_GIVEN TASK_. Omit the pictures from the entries below and retype everything else exactly.

* begin *

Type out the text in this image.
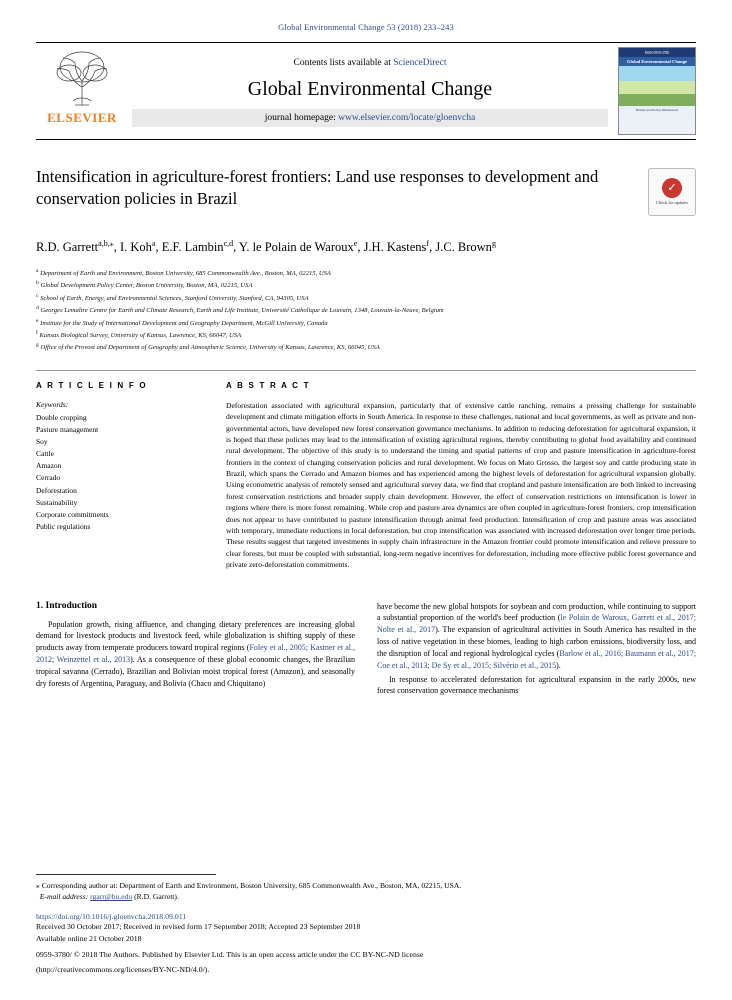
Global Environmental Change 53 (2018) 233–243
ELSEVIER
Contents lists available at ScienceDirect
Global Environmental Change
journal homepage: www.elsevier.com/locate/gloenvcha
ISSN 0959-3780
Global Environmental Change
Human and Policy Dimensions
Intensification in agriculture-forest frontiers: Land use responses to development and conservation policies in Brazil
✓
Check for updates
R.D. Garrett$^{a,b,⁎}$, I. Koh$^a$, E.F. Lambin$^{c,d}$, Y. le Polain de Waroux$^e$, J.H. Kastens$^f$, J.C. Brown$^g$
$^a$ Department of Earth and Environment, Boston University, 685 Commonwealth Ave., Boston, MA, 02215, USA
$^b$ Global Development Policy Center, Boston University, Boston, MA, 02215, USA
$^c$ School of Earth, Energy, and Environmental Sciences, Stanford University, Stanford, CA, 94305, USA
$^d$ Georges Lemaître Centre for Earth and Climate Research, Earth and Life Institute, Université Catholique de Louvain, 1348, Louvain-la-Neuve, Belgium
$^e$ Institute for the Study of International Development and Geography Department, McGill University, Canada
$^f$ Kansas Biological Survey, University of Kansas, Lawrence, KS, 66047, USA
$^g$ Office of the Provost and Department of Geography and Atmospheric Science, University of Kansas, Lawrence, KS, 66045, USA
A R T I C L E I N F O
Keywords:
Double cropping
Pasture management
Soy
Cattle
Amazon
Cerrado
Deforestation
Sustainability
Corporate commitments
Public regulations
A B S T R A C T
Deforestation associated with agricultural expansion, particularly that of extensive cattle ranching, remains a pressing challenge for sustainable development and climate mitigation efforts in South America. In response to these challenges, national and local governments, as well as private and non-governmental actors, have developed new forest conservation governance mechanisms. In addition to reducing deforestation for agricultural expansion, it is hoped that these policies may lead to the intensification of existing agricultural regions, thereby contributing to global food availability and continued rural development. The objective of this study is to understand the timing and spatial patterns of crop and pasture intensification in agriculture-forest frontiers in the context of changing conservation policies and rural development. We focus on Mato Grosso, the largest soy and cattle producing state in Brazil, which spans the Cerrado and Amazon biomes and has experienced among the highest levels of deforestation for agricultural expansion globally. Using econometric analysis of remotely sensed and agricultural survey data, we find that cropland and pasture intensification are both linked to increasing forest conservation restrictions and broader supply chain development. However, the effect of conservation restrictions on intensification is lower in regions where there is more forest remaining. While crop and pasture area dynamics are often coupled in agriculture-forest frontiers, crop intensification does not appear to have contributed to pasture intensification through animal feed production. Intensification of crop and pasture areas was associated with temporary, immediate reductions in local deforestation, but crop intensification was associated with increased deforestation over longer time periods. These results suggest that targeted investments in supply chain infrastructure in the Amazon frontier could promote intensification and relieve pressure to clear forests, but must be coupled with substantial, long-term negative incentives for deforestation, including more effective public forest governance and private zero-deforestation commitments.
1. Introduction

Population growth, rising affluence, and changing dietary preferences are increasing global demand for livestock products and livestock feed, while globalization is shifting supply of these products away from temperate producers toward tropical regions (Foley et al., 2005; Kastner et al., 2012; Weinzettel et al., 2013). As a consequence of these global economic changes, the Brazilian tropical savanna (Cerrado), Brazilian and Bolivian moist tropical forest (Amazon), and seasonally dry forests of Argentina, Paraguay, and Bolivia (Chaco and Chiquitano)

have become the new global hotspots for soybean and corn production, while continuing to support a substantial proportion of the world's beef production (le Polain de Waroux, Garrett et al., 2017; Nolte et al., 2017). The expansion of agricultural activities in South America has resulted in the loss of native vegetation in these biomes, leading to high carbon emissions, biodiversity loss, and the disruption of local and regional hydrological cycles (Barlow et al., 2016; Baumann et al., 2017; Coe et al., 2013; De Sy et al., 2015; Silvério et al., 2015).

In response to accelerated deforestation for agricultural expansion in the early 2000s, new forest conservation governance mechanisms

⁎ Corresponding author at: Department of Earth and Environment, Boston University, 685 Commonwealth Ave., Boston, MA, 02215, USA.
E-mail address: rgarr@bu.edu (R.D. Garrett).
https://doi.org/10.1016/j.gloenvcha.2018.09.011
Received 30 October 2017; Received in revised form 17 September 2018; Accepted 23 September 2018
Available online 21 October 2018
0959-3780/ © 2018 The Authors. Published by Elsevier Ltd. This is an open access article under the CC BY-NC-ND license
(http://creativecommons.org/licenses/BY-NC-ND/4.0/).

* end *

_RESPONSE_.
Type out the text in this image.
Global Environmental Change 53 (2018) 233–243
ELSEVIER
Contents lists available at ScienceDirect
Global Environmental Change
journal homepage: www.elsevier.com/locate/gloenvcha
ISSN 0959-3780
Global Environmental Change
Human and Policy Dimensions
Intensification in agriculture-forest frontiers: Land use responses to development and conservation policies in Brazil
✓
Check for updates
R.D. Garrett$^{a,b,⁎}$, I. Koh$^a$, E.F. Lambin$^{c,d}$, Y. le Polain de Waroux$^e$, J.H. Kastens$^f$, J.C. Brown$^g$
$^a$ Department of Earth and Environment, Boston University, 685 Commonwealth Ave., Boston, MA, 02215, USA
$^b$ Global Development Policy Center, Boston University, Boston, MA, 02215, USA
$^c$ School of Earth, Energy, and Environmental Sciences, Stanford University, Stanford, CA, 94305, USA
$^d$ Georges Lemaître Centre for Earth and Climate Research, Earth and Life Institute, Université Catholique de Louvain, 1348, Louvain-la-Neuve, Belgium
$^e$ Institute for the Study of International Development and Geography Department, McGill University, Canada
$^f$ Kansas Biological Survey, University of Kansas, Lawrence, KS, 66047, USA
$^g$ Office of the Provost and Department of Geography and Atmospheric Science, University of Kansas, Lawrence, KS, 66045, USA
A R T I C L E I N F O
Keywords:
Double cropping
Pasture management
Soy
Cattle
Amazon
Cerrado
Deforestation
Sustainability
Corporate commitments
Public regulations
A B S T R A C T
Deforestation associated with agricultural expansion, particularly that of extensive cattle ranching, remains a pressing challenge for sustainable development and climate mitigation efforts in South America. In response to these challenges, national and local governments, as well as private and non-governmental actors, have developed new forest conservation governance mechanisms. In addition to reducing deforestation for agricultural expansion, it is hoped that these policies may lead to the intensification of existing agricultural regions, thereby contributing to global food availability and continued rural development. The objective of this study is to understand the timing and spatial patterns of crop and pasture intensification in agriculture-forest frontiers in the context of changing conservation policies and rural development. We focus on Mato Grosso, the largest soy and cattle producing state in Brazil, which spans the Cerrado and Amazon biomes and has experienced among the highest levels of deforestation for agricultural expansion globally. Using econometric analysis of remotely sensed and agricultural survey data, we find that cropland and pasture intensification are both linked to increasing forest conservation restrictions and broader supply chain development. However, the effect of conservation restrictions on intensification is lower in regions where there is more forest remaining. While crop and pasture area dynamics are often coupled in agriculture-forest frontiers, crop intensification does not appear to have contributed to pasture intensification through animal feed production. Intensification of crop and pasture areas was associated with temporary, immediate reductions in local deforestation, but crop intensification was associated with increased deforestation over longer time periods. These results suggest that targeted investments in supply chain infrastructure in the Amazon frontier could promote intensification and relieve pressure to clear forests, but must be coupled with substantial, long-term negative incentives for deforestation, including more effective public forest governance and private zero-deforestation commitments.
1. Introduction

Population growth, rising affluence, and changing dietary preferences are increasing global demand for livestock products and livestock feed, while globalization is shifting supply of these products away from temperate producers toward tropical regions (Foley et al., 2005; Kastner et al., 2012; Weinzettel et al., 2013). As a consequence of these global economic changes, the Brazilian tropical savanna (Cerrado), Brazilian and Bolivian moist tropical forest (Amazon), and seasonally dry forests of Argentina, Paraguay, and Bolivia (Chaco and Chiquitano)

have become the new global hotspots for soybean and corn production, while continuing to support a substantial proportion of the world's beef production (le Polain de Waroux, Garrett et al., 2017; Nolte et al., 2017). The expansion of agricultural activities in South America has resulted in the loss of native vegetation in these biomes, leading to high carbon emissions, biodiversity loss, and the disruption of local and regional hydrological cycles (Barlow et al., 2016; Baumann et al., 2017; Coe et al., 2013; De Sy et al., 2015; Silvério et al., 2015).

In response to accelerated deforestation for agricultural expansion in the early 2000s, new forest conservation governance mechanisms

⁎ Corresponding author at: Department of Earth and Environment, Boston University, 685 Commonwealth Ave., Boston, MA, 02215, USA.
E-mail address: rgarr@bu.edu (R.D. Garrett).
https://doi.org/10.1016/j.gloenvcha.2018.09.011
Received 30 October 2017; Received in revised form 17 September 2018; Accepted 23 September 2018
Available online 21 October 2018
0959-3780/ © 2018 The Authors. Published by Elsevier Ltd. This is an open access article under the CC BY-NC-ND license
(http://creativecommons.org/licenses/BY-NC-ND/4.0/).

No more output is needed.